───── Excerpted data ─────

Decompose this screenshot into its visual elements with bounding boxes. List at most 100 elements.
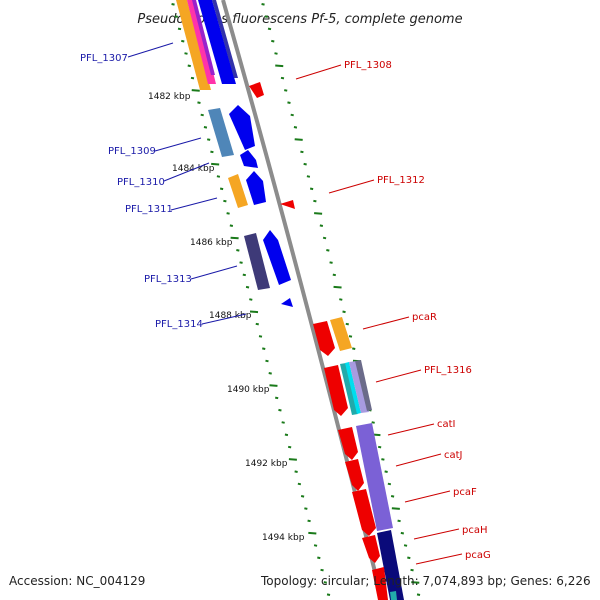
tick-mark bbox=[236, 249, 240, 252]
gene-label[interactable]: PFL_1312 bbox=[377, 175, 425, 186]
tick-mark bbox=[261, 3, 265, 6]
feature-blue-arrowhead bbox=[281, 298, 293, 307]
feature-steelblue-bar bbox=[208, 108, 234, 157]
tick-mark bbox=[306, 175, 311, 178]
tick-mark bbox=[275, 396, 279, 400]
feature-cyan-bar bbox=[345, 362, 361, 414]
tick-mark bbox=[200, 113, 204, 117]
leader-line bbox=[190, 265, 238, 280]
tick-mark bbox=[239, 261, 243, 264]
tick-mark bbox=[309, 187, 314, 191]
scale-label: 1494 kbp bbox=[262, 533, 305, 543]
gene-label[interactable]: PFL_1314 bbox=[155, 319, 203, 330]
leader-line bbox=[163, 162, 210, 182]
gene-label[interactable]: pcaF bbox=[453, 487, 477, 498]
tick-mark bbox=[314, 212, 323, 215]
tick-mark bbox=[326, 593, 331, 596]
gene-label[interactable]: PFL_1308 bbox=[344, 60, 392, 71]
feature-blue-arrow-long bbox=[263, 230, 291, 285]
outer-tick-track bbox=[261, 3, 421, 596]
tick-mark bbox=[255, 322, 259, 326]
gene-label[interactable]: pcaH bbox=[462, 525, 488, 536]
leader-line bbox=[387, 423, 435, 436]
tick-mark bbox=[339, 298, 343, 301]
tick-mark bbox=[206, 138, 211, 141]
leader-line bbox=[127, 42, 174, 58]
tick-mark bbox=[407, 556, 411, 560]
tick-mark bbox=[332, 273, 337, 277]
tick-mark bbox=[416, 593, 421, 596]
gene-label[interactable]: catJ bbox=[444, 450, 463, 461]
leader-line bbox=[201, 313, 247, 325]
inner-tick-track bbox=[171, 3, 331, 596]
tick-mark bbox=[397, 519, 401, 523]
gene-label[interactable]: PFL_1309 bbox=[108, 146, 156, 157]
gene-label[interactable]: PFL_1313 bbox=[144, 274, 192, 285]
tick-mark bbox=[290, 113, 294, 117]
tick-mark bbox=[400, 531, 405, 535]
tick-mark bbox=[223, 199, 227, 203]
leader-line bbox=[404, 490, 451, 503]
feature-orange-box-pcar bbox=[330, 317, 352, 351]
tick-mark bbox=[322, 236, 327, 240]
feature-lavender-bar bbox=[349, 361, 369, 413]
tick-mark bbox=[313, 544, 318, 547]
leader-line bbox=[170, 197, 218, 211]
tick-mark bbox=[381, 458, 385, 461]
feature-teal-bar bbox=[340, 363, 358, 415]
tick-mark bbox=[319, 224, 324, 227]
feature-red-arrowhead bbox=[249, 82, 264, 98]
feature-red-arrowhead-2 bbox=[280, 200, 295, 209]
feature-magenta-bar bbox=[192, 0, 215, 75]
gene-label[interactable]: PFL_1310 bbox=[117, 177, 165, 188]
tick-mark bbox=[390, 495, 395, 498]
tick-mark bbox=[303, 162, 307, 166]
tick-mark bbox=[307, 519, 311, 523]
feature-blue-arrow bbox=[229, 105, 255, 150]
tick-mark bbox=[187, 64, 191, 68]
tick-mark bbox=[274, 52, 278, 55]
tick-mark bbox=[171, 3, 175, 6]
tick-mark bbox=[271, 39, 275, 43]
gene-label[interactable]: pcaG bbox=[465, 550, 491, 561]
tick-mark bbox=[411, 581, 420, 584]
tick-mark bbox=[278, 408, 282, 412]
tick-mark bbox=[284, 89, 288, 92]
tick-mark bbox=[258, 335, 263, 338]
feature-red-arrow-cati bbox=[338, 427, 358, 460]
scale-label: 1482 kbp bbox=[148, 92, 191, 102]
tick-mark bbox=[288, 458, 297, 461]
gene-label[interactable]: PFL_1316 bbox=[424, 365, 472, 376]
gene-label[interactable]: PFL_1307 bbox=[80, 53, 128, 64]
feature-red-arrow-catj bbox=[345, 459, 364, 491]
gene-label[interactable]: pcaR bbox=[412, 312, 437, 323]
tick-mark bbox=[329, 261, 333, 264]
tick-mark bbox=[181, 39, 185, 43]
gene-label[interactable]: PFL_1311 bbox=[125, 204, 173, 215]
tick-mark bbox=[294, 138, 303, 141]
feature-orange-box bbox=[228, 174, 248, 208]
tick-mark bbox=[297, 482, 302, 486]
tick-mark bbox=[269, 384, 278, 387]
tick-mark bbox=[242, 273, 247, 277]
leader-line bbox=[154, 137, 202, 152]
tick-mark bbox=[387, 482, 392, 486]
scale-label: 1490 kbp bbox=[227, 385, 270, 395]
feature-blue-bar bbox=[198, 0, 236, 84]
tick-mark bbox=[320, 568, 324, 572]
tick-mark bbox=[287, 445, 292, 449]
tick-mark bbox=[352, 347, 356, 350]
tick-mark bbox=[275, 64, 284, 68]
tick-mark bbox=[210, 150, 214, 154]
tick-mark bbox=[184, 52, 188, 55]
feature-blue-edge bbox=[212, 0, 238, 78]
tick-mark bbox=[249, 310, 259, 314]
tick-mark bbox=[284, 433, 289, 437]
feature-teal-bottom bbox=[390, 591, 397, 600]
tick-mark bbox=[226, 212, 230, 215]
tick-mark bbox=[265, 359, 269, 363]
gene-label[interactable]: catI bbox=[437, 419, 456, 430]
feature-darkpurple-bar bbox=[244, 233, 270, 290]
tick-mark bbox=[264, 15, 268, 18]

─────
───── Excerpted data ─────

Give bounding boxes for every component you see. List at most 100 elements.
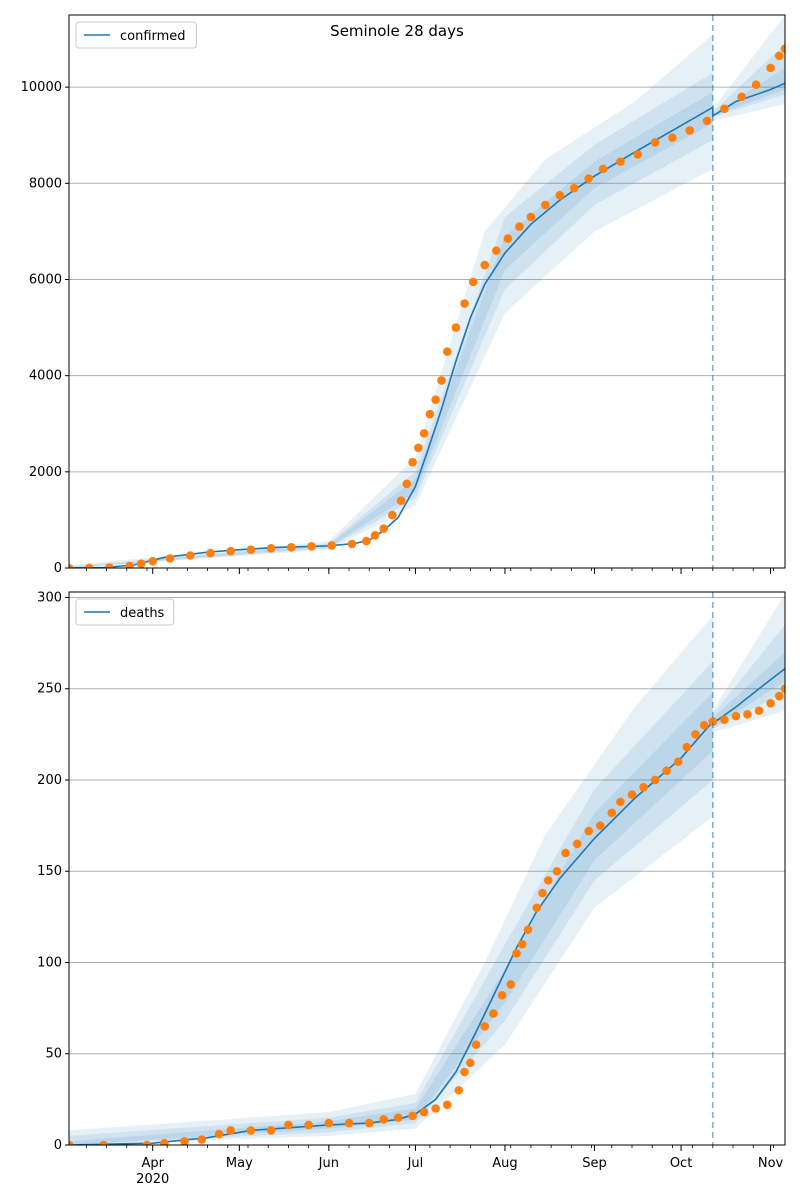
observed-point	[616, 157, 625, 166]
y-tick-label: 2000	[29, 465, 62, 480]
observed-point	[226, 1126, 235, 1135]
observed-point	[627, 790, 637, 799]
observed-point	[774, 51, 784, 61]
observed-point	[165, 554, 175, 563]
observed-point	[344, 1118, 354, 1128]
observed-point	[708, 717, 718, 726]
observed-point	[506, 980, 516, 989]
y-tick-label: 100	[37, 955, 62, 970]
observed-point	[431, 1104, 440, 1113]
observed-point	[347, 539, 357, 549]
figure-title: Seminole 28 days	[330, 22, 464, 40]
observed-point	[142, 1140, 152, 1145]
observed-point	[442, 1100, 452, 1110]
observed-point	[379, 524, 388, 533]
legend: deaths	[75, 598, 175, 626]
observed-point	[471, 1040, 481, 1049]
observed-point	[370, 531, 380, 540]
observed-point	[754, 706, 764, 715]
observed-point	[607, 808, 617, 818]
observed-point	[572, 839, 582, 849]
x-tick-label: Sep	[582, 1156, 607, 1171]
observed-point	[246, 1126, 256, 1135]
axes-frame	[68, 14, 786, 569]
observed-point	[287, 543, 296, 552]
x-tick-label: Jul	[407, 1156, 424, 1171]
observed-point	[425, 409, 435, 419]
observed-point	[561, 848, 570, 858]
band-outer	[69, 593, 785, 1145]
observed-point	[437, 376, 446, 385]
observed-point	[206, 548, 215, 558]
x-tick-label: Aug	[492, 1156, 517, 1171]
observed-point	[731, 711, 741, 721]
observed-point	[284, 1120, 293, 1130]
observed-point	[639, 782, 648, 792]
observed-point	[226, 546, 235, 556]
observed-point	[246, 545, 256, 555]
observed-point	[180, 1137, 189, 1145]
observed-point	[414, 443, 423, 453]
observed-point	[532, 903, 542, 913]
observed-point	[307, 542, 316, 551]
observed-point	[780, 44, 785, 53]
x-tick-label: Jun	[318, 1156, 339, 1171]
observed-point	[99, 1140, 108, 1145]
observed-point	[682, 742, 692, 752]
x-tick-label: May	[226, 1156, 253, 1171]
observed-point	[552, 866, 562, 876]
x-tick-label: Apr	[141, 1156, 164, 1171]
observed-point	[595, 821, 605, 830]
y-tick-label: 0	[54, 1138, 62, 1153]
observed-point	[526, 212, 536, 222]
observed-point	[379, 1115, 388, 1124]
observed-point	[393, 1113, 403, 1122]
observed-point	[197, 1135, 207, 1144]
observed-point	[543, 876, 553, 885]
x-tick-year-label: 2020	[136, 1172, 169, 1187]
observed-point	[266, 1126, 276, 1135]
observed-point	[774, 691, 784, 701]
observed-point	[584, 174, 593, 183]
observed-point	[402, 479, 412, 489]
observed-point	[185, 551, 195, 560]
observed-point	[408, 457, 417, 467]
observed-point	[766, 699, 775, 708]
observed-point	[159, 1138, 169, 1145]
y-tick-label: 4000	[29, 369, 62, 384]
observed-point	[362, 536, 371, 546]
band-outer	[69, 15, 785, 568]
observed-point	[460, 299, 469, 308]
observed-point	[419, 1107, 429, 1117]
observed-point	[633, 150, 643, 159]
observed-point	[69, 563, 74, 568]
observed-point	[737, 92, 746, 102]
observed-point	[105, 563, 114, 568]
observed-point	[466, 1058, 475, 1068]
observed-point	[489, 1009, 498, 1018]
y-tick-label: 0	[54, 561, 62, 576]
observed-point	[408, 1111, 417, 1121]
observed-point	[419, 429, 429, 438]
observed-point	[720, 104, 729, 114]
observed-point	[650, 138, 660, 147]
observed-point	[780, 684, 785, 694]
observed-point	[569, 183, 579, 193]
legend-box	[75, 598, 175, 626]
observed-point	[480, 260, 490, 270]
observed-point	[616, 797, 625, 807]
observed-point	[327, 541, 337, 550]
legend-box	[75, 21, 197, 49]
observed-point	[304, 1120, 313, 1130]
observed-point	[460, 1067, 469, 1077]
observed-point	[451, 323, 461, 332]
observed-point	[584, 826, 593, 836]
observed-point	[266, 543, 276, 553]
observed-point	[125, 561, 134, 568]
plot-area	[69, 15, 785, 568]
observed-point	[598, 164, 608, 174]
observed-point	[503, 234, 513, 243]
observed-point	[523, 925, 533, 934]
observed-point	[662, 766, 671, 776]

─────
───── Excerpted data ─────

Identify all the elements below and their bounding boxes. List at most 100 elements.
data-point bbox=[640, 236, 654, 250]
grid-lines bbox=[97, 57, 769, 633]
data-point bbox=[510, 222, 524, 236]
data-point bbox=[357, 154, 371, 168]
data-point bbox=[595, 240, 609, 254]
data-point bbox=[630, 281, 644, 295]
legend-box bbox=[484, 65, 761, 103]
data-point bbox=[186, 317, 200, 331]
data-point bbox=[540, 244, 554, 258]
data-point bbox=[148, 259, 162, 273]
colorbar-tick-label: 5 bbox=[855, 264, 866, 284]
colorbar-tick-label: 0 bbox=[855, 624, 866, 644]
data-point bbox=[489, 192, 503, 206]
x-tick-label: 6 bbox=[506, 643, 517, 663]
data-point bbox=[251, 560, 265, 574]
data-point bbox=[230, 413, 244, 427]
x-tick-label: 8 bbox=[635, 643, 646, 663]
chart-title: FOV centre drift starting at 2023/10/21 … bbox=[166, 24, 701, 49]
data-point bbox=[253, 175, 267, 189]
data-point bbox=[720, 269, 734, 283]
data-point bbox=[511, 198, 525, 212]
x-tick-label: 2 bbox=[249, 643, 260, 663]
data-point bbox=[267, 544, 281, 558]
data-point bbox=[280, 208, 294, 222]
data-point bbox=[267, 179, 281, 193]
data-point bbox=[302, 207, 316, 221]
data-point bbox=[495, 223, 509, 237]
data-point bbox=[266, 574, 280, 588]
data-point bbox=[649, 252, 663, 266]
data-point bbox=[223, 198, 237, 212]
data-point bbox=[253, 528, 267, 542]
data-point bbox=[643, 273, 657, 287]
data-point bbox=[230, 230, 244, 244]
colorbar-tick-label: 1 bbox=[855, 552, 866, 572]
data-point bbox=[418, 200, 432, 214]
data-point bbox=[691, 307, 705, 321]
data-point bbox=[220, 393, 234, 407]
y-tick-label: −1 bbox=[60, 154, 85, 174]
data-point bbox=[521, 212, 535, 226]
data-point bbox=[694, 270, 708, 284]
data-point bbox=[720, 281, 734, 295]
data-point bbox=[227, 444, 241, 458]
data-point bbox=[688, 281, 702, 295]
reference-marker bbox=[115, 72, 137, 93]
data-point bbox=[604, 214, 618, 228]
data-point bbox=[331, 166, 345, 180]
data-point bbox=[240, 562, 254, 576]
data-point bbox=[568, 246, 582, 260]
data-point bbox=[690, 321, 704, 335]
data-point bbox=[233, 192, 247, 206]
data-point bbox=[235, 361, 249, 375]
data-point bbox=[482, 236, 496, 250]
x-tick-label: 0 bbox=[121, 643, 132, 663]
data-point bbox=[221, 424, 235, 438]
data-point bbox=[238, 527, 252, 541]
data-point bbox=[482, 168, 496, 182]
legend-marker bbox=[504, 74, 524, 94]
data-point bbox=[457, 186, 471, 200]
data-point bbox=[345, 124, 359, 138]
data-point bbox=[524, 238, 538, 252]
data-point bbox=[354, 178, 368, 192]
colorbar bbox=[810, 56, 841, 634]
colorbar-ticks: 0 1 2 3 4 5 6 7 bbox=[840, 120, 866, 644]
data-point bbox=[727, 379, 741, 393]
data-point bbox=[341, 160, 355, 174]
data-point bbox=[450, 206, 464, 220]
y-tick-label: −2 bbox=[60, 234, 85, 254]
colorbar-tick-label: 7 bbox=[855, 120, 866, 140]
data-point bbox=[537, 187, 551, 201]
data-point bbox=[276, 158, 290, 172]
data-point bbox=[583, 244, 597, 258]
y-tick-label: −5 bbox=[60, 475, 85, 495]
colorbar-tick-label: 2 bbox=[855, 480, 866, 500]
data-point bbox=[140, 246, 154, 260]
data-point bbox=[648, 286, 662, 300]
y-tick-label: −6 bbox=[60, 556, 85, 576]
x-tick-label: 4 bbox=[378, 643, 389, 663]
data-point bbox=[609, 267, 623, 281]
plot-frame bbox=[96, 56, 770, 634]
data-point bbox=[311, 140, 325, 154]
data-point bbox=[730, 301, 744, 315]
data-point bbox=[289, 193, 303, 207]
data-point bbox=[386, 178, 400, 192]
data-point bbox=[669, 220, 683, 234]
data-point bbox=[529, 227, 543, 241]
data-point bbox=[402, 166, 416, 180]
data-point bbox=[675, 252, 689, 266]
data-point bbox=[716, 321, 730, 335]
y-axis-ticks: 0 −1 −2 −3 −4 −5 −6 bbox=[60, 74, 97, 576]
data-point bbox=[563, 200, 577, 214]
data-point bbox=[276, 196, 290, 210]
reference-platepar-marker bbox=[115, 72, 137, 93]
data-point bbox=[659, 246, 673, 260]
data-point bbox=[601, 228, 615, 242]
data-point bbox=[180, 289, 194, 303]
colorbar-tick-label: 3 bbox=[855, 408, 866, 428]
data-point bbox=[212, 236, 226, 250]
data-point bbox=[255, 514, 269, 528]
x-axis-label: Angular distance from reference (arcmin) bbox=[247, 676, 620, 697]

─────

▶ _Required task_: Rewrite the lines from the one containing "tick-mark bbox=[236, 249, 240, 252]" through the one containing "leader-line bbox=[163, 162, 210, 182]", both included, swapping every "tick-mark" for "axis-tick". Leave everything else in those lines as it is.

▶ _Solution to the exercise_:
axis-tick bbox=[236, 249, 240, 252]
gene-label[interactable]: PFL_1312 bbox=[377, 175, 425, 186]
axis-tick bbox=[261, 3, 265, 6]
feature-blue-arrowhead bbox=[281, 298, 293, 307]
feature-steelblue-bar bbox=[208, 108, 234, 157]
axis-tick bbox=[306, 175, 311, 178]
axis-tick bbox=[275, 396, 279, 400]
feature-cyan-bar bbox=[345, 362, 361, 414]
axis-tick bbox=[200, 113, 204, 117]
leader-line bbox=[190, 265, 238, 280]
axis-tick bbox=[239, 261, 243, 264]
axis-tick bbox=[309, 187, 314, 191]
scale-label: 1494 kbp bbox=[262, 533, 305, 543]
gene-label[interactable]: PFL_1314 bbox=[155, 319, 203, 330]
leader-line bbox=[163, 162, 210, 182]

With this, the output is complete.